Return all the data below as it stands, minus the pictures.

======== Rows

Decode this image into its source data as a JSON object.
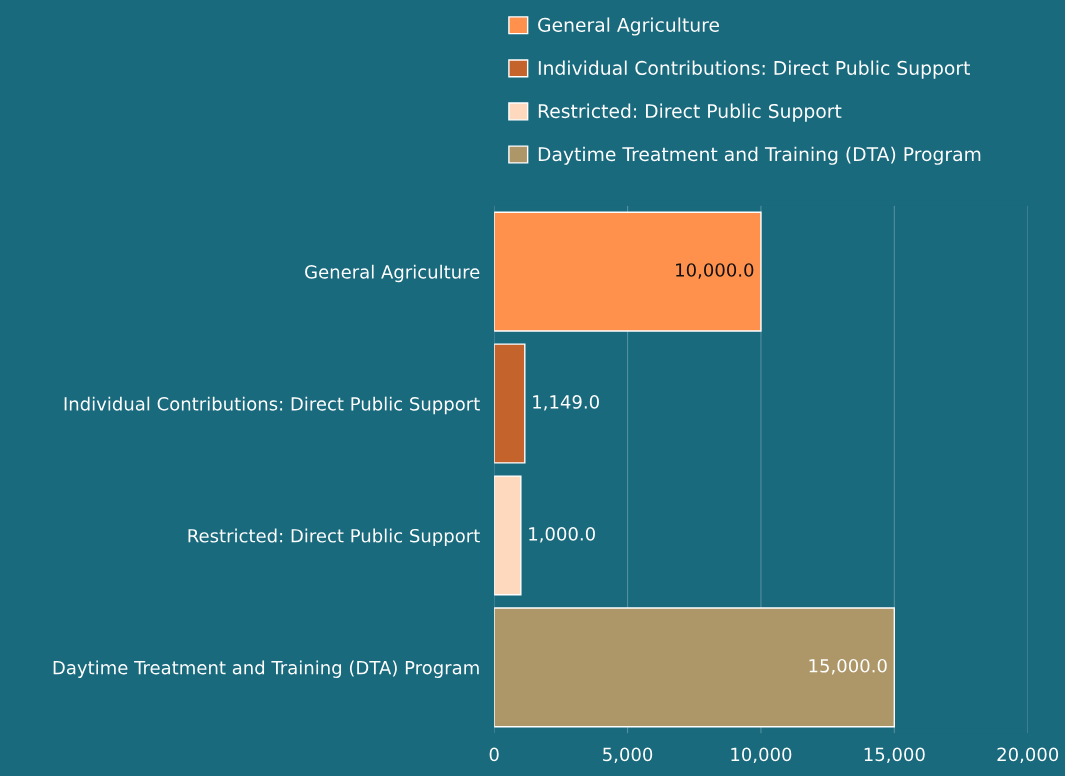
{
  "chart_data": {
    "type": "bar",
    "orientation": "horizontal",
    "categories": [
      "General Agriculture",
      "Individual Contributions: Direct Public Support",
      "Restricted: Direct Public Support",
      "Daytime Treatment and Training (DTA) Program"
    ],
    "series": [
      {
        "name": "General Agriculture",
        "color": "#ff914d",
        "values": [
          10000,
          null,
          null,
          null
        ],
        "value_labels": [
          "10,000.0",
          null,
          null,
          null
        ]
      },
      {
        "name": "Individual Contributions: Direct Public Support",
        "color": "#c4632b",
        "values": [
          null,
          1149,
          null,
          null
        ],
        "value_labels": [
          null,
          "1,149.0",
          null,
          null
        ]
      },
      {
        "name": "Restricted: Direct Public Support",
        "color": "#ffd9bd",
        "values": [
          null,
          null,
          1000,
          null
        ],
        "value_labels": [
          null,
          null,
          "1,000.0",
          null
        ]
      },
      {
        "name": "Daytime Treatment and Training (DTA) Program",
        "color": "#ad9668",
        "values": [
          null,
          null,
          null,
          15000
        ],
        "value_labels": [
          null,
          null,
          null,
          "15,000.0"
        ]
      }
    ],
    "xlim": [
      0,
      20000
    ],
    "xticks": [
      {
        "value": 0,
        "label": "0"
      },
      {
        "value": 5000,
        "label": "5,000"
      },
      {
        "value": 10000,
        "label": "10,000"
      },
      {
        "value": 15000,
        "label": "15,000"
      },
      {
        "value": 20000,
        "label": "20,000"
      }
    ],
    "grid": "x",
    "legend": "top"
  }
}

================

# Response to the exercise:
Decode this image into its source data as a JSON object.
{
  "chart_data": {
    "type": "bar",
    "orientation": "horizontal",
    "categories": [
      "General Agriculture",
      "Individual Contributions: Direct Public Support",
      "Restricted: Direct Public Support",
      "Daytime Treatment and Training (DTA) Program"
    ],
    "series": [
      {
        "name": "General Agriculture",
        "color": "#ff914d",
        "values": [
          10000,
          null,
          null,
          null
        ],
        "value_labels": [
          "10,000.0",
          null,
          null,
          null
        ]
      },
      {
        "name": "Individual Contributions: Direct Public Support",
        "color": "#c4632b",
        "values": [
          null,
          1149,
          null,
          null
        ],
        "value_labels": [
          null,
          "1,149.0",
          null,
          null
        ]
      },
      {
        "name": "Restricted: Direct Public Support",
        "color": "#ffd9bd",
        "values": [
          null,
          null,
          1000,
          null
        ],
        "value_labels": [
          null,
          null,
          "1,000.0",
          null
        ]
      },
      {
        "name": "Daytime Treatment and Training (DTA) Program",
        "color": "#ad9668",
        "values": [
          null,
          null,
          null,
          15000
        ],
        "value_labels": [
          null,
          null,
          null,
          "15,000.0"
        ]
      }
    ],
    "xlim": [
      0,
      20000
    ],
    "xticks": [
      {
        "value": 0,
        "label": "0"
      },
      {
        "value": 5000,
        "label": "5,000"
      },
      {
        "value": 10000,
        "label": "10,000"
      },
      {
        "value": 15000,
        "label": "15,000"
      },
      {
        "value": 20000,
        "label": "20,000"
      }
    ],
    "grid": "x",
    "legend": "top"
  }
}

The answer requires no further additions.